--- RECORD EXTRACTS ---
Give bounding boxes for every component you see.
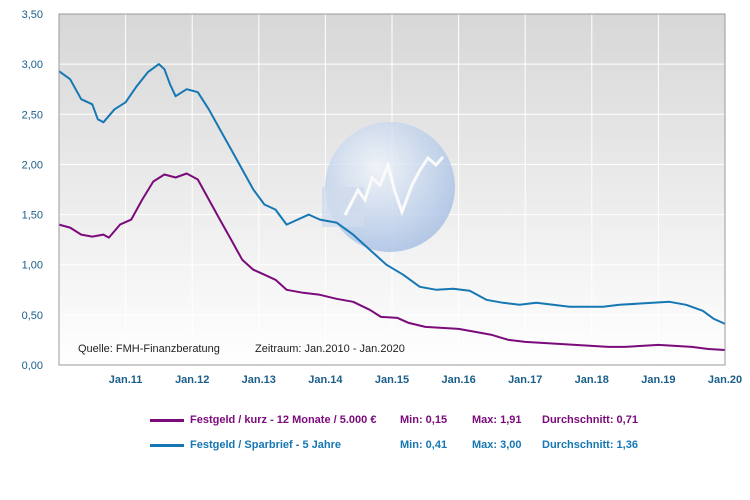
x-tick-label: Jan.18 [575,374,609,386]
y-tick-label: 2,50 [22,109,43,121]
y-tick-label: 1,50 [22,210,43,222]
x-tick-label: Jan.16 [441,374,475,386]
watermark-logo [322,122,455,252]
legend-swatch [150,443,184,447]
legend-average: Durchschnitt: 0,71 [542,414,638,426]
y-tick-label: 1,00 [22,260,43,272]
x-axis: Jan.11 Jan.12 Jan.13 Jan.14 Jan.15 Jan.16 Jan.… [109,374,742,386]
y-tick-label: 0,00 [22,360,43,372]
x-tick-label: Jan.19 [641,374,675,386]
y-tick-label: 0,50 [22,310,43,322]
x-tick-label: Jan.20 [708,374,742,386]
legend-min: Min: 0,41 [400,439,448,451]
legend-entry-festgeld-kurz: Festgeld / kurz - 12 Monate / 5.000 € Mi… [150,410,710,430]
legend-swatch [150,418,184,422]
x-tick-label: Jan.12 [175,374,209,386]
legend-series-name: Festgeld / kurz - 12 Monate / 5.000 € [190,414,377,426]
plot-frame [58,13,726,366]
legend-average: Durchschnitt: 1,36 [542,439,638,451]
x-tick-label: Jan.13 [242,374,276,386]
x-tick-label: Jan.11 [109,374,143,386]
x-tick-label: Jan.14 [308,374,343,386]
y-tick-label: 3,50 [22,9,43,21]
y-tick-label: 3,00 [22,59,43,71]
legend-entry-festgeld-sparbrief: Festgeld / Sparbrief - 5 Jahre Min: 0,41… [150,435,710,455]
series-line-1 [58,172,726,351]
legend-min: Min: 0,15 [400,414,448,426]
source-note: Quelle: FMH-Finanzberatung [78,343,220,355]
series-lines [58,63,726,351]
x-tick-label: Jan.15 [375,374,409,386]
legend-series-name: Festgeld / Sparbrief - 5 Jahre [190,439,341,451]
period-note: Zeitraum: Jan.2010 - Jan.2020 [255,343,405,355]
x-tick-label: Jan.17 [508,374,542,386]
legend-max: Max: 3,00 [472,439,522,451]
y-axis: 0,00 0,50 1,00 1,50 2,00 2,50 3,00 3,50 [22,9,43,372]
y-tick-label: 2,00 [22,159,43,171]
legend-max: Max: 1,91 [472,414,522,426]
series-line-2 [58,63,726,325]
---
AIM OF THE EXERCISE:
Copy the records above line for line, leaving out the picture.

EXERCISE OUTPUT:
Give bounding boxes for every component you see.
x-tick-label: Jan.18 [575,374,609,386]
y-tick-label: 2,50 [22,109,43,121]
y-tick-label: 1,50 [22,210,43,222]
x-tick-label: Jan.16 [441,374,475,386]
watermark-logo [322,122,455,252]
legend-swatch [150,443,184,447]
legend-average: Durchschnitt: 0,71 [542,414,638,426]
y-tick-label: 1,00 [22,260,43,272]
x-axis: Jan.11 Jan.12 Jan.13 Jan.14 Jan.15 Jan.16 Jan.… [109,374,742,386]
y-tick-label: 0,00 [22,360,43,372]
x-tick-label: Jan.19 [641,374,675,386]
y-tick-label: 0,50 [22,310,43,322]
x-tick-label: Jan.20 [708,374,742,386]
legend-min: Min: 0,41 [400,439,448,451]
legend-entry-festgeld-kurz: Festgeld / kurz - 12 Monate / 5.000 € Mi… [150,410,710,430]
legend-swatch [150,418,184,422]
x-tick-label: Jan.12 [175,374,209,386]
legend-series-name: Festgeld / kurz - 12 Monate / 5.000 € [190,414,377,426]
plot-frame [58,13,726,366]
legend-average: Durchschnitt: 1,36 [542,439,638,451]
x-tick-label: Jan.13 [242,374,276,386]
x-tick-label: Jan.11 [109,374,143,386]
x-tick-label: Jan.14 [308,374,343,386]
y-tick-label: 3,50 [22,9,43,21]
y-tick-label: 3,00 [22,59,43,71]
legend-entry-festgeld-sparbrief: Festgeld / Sparbrief - 5 Jahre Min: 0,41… [150,435,710,455]
series-line-1 [58,172,726,351]
legend-min: Min: 0,15 [400,414,448,426]
source-note: Quelle: FMH-Finanzberatung [78,343,220,355]
series-lines [58,63,726,351]
x-tick-label: Jan.15 [375,374,409,386]
legend-series-name: Festgeld / Sparbrief - 5 Jahre [190,439,341,451]
period-note: Zeitraum: Jan.2010 - Jan.2020 [255,343,405,355]
x-tick-label: Jan.17 [508,374,542,386]
legend-max: Max: 3,00 [472,439,522,451]
y-axis: 0,00 0,50 1,00 1,50 2,00 2,50 3,00 3,50 [22,9,43,372]
y-tick-label: 2,00 [22,159,43,171]
legend-max: Max: 1,91 [472,414,522,426]
series-line-2 [58,63,726,325]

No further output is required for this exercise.